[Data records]
>>>>

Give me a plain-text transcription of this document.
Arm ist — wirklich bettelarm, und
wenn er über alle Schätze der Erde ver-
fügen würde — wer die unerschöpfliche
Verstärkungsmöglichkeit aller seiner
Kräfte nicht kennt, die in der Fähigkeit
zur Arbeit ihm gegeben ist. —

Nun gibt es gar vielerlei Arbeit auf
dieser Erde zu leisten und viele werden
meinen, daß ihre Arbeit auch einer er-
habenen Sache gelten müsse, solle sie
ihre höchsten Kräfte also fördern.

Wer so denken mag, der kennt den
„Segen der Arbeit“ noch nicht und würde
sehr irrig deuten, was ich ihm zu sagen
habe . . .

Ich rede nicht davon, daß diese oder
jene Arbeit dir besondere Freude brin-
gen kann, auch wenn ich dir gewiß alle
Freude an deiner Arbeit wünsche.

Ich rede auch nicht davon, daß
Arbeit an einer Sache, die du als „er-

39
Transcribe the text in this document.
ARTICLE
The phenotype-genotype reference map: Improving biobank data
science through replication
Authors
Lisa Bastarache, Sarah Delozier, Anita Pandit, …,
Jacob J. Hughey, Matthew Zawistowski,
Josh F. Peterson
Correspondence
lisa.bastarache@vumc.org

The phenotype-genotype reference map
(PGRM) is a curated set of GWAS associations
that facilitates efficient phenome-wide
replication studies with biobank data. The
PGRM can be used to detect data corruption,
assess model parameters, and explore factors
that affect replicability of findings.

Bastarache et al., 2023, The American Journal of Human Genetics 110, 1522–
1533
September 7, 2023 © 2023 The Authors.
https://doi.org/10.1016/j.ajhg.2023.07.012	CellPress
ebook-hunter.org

<<<<

Give back the data above exactly as it appears.

Give me a plain-text transcription of this document.
Arm ist — wirklich bettelarm, und
wenn er über alle Schätze der Erde ver-
fügen würde — wer die unerschöpfliche
Verstärkungsmöglichkeit aller seiner
Kräfte nicht kennt, die in der Fähigkeit
zur Arbeit ihm gegeben ist. —

Nun gibt es gar vielerlei Arbeit auf
dieser Erde zu leisten und viele werden
meinen, daß ihre Arbeit auch einer er-
habenen Sache gelten müsse, solle sie
ihre höchsten Kräfte also fördern.

Wer so denken mag, der kennt den
„Segen der Arbeit“ noch nicht und würde
sehr irrig deuten, was ich ihm zu sagen
habe . . .

Ich rede nicht davon, daß diese oder
jene Arbeit dir besondere Freude brin-
gen kann, auch wenn ich dir gewiß alle
Freude an deiner Arbeit wünsche.

Ich rede auch nicht davon, daß
Arbeit an einer Sache, die du als „er-

39
Transcribe the text in this document.
ARTICLE
The phenotype-genotype reference map: Improving biobank data
science through replication
Authors
Lisa Bastarache, Sarah Delozier, Anita Pandit, …,
Jacob J. Hughey, Matthew Zawistowski,
Josh F. Peterson
Correspondence
lisa.bastarache@vumc.org

The phenotype-genotype reference map
(PGRM) is a curated set of GWAS associations
that facilitates efficient phenome-wide
replication studies with biobank data. The
PGRM can be used to detect data corruption,
assess model parameters, and explore factors
that affect replicability of findings.

Bastarache et al., 2023, The American Journal of Human Genetics 110, 1522–
1533
September 7, 2023 © 2023 The Authors.
https://doi.org/10.1016/j.ajhg.2023.07.012	CellPress
ebook-hunter.org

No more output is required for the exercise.